WHAT YOU WILL DO - Copy out all of the data exactly as it appears.

═════ RECORDS TO PROCESS ═════

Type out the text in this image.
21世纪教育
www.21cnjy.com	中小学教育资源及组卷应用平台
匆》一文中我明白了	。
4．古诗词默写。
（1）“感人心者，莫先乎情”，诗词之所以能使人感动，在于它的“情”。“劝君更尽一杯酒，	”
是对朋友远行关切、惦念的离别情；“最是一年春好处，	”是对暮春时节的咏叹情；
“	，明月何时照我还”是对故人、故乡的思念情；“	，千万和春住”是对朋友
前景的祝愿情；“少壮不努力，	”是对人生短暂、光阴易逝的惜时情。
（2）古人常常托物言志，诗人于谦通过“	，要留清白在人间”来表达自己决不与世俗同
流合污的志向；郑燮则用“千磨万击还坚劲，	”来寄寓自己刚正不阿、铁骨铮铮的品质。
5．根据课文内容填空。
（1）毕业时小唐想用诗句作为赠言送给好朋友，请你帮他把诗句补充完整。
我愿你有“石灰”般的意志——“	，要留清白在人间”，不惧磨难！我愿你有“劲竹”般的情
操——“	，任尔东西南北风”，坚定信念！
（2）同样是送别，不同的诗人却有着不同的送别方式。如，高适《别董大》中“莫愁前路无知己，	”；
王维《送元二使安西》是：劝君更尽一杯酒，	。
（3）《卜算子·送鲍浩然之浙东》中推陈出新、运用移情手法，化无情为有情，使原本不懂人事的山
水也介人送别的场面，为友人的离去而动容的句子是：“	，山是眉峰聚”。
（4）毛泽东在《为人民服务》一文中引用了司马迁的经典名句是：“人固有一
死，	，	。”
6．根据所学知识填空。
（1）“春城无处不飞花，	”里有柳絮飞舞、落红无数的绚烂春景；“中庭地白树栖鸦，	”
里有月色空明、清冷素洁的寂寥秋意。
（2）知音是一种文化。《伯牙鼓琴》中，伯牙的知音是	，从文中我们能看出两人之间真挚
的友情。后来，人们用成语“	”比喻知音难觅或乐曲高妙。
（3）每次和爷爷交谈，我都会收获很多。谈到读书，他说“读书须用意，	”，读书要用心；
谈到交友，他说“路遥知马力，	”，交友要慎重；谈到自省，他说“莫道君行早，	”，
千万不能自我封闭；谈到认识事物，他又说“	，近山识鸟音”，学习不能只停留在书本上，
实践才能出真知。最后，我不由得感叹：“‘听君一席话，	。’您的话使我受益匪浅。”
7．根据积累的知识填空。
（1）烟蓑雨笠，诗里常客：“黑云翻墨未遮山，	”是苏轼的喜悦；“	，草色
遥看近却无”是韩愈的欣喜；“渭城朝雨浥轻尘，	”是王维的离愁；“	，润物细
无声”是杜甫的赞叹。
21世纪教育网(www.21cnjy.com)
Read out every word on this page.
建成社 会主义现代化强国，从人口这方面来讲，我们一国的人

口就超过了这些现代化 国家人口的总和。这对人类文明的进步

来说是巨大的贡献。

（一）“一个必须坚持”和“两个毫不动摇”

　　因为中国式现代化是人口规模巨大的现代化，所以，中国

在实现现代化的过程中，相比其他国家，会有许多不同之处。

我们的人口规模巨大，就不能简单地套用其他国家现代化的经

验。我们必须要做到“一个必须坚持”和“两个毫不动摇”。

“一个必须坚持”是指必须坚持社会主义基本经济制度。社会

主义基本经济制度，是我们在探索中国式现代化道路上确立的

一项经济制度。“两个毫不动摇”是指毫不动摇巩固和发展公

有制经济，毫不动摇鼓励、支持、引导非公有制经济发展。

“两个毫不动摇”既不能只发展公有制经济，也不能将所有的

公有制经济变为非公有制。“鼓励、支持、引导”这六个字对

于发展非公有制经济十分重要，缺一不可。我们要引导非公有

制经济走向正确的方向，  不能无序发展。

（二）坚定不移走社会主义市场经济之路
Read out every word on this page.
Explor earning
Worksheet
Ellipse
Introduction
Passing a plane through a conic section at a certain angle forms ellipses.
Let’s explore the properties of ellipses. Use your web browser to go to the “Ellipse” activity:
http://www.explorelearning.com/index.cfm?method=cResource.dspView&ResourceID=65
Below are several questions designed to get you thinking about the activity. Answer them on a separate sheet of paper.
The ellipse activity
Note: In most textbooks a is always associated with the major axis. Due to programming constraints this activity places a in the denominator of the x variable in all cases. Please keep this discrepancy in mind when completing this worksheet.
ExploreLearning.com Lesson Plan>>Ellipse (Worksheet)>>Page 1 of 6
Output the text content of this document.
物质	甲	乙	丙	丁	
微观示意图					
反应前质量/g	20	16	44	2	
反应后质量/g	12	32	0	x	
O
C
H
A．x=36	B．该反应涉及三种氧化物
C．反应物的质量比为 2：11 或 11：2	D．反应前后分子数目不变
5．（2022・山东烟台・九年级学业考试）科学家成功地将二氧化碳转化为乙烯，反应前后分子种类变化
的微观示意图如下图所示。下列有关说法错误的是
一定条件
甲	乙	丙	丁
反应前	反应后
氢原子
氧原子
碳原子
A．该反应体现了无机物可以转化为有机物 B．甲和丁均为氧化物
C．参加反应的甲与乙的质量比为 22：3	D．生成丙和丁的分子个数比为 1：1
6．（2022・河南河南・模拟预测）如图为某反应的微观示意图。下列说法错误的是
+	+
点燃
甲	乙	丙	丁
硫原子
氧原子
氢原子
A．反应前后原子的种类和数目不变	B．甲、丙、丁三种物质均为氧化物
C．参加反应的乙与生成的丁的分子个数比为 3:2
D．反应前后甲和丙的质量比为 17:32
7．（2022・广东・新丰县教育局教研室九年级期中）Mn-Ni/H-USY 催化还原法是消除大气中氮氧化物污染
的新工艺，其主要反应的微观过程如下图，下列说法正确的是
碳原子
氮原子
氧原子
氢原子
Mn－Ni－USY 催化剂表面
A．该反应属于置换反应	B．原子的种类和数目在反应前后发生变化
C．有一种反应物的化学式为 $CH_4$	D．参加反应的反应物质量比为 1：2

═════

ANSWER -
Type out the text in this image.
21世纪教育
www.21cnjy.com	中小学教育资源及组卷应用平台
匆》一文中我明白了	。
4．古诗词默写。
（1）“感人心者，莫先乎情”，诗词之所以能使人感动，在于它的“情”。“劝君更尽一杯酒，	”
是对朋友远行关切、惦念的离别情；“最是一年春好处，	”是对暮春时节的咏叹情；
“	，明月何时照我还”是对故人、故乡的思念情；“	，千万和春住”是对朋友
前景的祝愿情；“少壮不努力，	”是对人生短暂、光阴易逝的惜时情。
（2）古人常常托物言志，诗人于谦通过“	，要留清白在人间”来表达自己决不与世俗同
流合污的志向；郑燮则用“千磨万击还坚劲，	”来寄寓自己刚正不阿、铁骨铮铮的品质。
5．根据课文内容填空。
（1）毕业时小唐想用诗句作为赠言送给好朋友，请你帮他把诗句补充完整。
我愿你有“石灰”般的意志——“	，要留清白在人间”，不惧磨难！我愿你有“劲竹”般的情
操——“	，任尔东西南北风”，坚定信念！
（2）同样是送别，不同的诗人却有着不同的送别方式。如，高适《别董大》中“莫愁前路无知己，	”；
王维《送元二使安西》是：劝君更尽一杯酒，	。
（3）《卜算子·送鲍浩然之浙东》中推陈出新、运用移情手法，化无情为有情，使原本不懂人事的山
水也介人送别的场面，为友人的离去而动容的句子是：“	，山是眉峰聚”。
（4）毛泽东在《为人民服务》一文中引用了司马迁的经典名句是：“人固有一
死，	，	。”
6．根据所学知识填空。
（1）“春城无处不飞花，	”里有柳絮飞舞、落红无数的绚烂春景；“中庭地白树栖鸦，	”
里有月色空明、清冷素洁的寂寥秋意。
（2）知音是一种文化。《伯牙鼓琴》中，伯牙的知音是	，从文中我们能看出两人之间真挚
的友情。后来，人们用成语“	”比喻知音难觅或乐曲高妙。
（3）每次和爷爷交谈，我都会收获很多。谈到读书，他说“读书须用意，	”，读书要用心；
谈到交友，他说“路遥知马力，	”，交友要慎重；谈到自省，他说“莫道君行早，	”，
千万不能自我封闭；谈到认识事物，他又说“	，近山识鸟音”，学习不能只停留在书本上，
实践才能出真知。最后，我不由得感叹：“‘听君一席话，	。’您的话使我受益匪浅。”
7．根据积累的知识填空。
（1）烟蓑雨笠，诗里常客：“黑云翻墨未遮山，	”是苏轼的喜悦；“	，草色
遥看近却无”是韩愈的欣喜；“渭城朝雨浥轻尘，	”是王维的离愁；“	，润物细
无声”是杜甫的赞叹。
21世纪教育网(www.21cnjy.com)
Read out every word on this page.
建成社 会主义现代化强国，从人口这方面来讲，我们一国的人

口就超过了这些现代化 国家人口的总和。这对人类文明的进步

来说是巨大的贡献。

（一）“一个必须坚持”和“两个毫不动摇”

　　因为中国式现代化是人口规模巨大的现代化，所以，中国

在实现现代化的过程中，相比其他国家，会有许多不同之处。

我们的人口规模巨大，就不能简单地套用其他国家现代化的经

验。我们必须要做到“一个必须坚持”和“两个毫不动摇”。

“一个必须坚持”是指必须坚持社会主义基本经济制度。社会

主义基本经济制度，是我们在探索中国式现代化道路上确立的

一项经济制度。“两个毫不动摇”是指毫不动摇巩固和发展公

有制经济，毫不动摇鼓励、支持、引导非公有制经济发展。

“两个毫不动摇”既不能只发展公有制经济，也不能将所有的

公有制经济变为非公有制。“鼓励、支持、引导”这六个字对

于发展非公有制经济十分重要，缺一不可。我们要引导非公有

制经济走向正确的方向，  不能无序发展。

（二）坚定不移走社会主义市场经济之路
Read out every word on this page.
Explor earning
Worksheet
Ellipse
Introduction
Passing a plane through a conic section at a certain angle forms ellipses.
Let’s explore the properties of ellipses. Use your web browser to go to the “Ellipse” activity:
http://www.explorelearning.com/index.cfm?method=cResource.dspView&ResourceID=65
Below are several questions designed to get you thinking about the activity. Answer them on a separate sheet of paper.
The ellipse activity
Note: In most textbooks a is always associated with the major axis. Due to programming constraints this activity places a in the denominator of the x variable in all cases. Please keep this discrepancy in mind when completing this worksheet.
ExploreLearning.com Lesson Plan>>Ellipse (Worksheet)>>Page 1 of 6
Output the text content of this document.
物质	甲	乙	丙	丁	
微观示意图					
反应前质量/g	20	16	44	2	
反应后质量/g	12	32	0	x	
O
C
H
A．x=36	B．该反应涉及三种氧化物
C．反应物的质量比为 2：11 或 11：2	D．反应前后分子数目不变
5．（2022・山东烟台・九年级学业考试）科学家成功地将二氧化碳转化为乙烯，反应前后分子种类变化
的微观示意图如下图所示。下列有关说法错误的是
一定条件
甲	乙	丙	丁
反应前	反应后
氢原子
氧原子
碳原子
A．该反应体现了无机物可以转化为有机物 B．甲和丁均为氧化物
C．参加反应的甲与乙的质量比为 22：3	D．生成丙和丁的分子个数比为 1：1
6．（2022・河南河南・模拟预测）如图为某反应的微观示意图。下列说法错误的是
+	+
点燃
甲	乙	丙	丁
硫原子
氧原子
氢原子
A．反应前后原子的种类和数目不变	B．甲、丙、丁三种物质均为氧化物
C．参加反应的乙与生成的丁的分子个数比为 3:2
D．反应前后甲和丙的质量比为 17:32
7．（2022・广东・新丰县教育局教研室九年级期中）Mn-Ni/H-USY 催化还原法是消除大气中氮氧化物污染
的新工艺，其主要反应的微观过程如下图，下列说法正确的是
碳原子
氮原子
氧原子
氢原子
Mn－Ni－USY 催化剂表面
A．该反应属于置换反应	B．原子的种类和数目在反应前后发生变化
C．有一种反应物的化学式为 $CH_4$	D．参加反应的反应物质量比为 1：2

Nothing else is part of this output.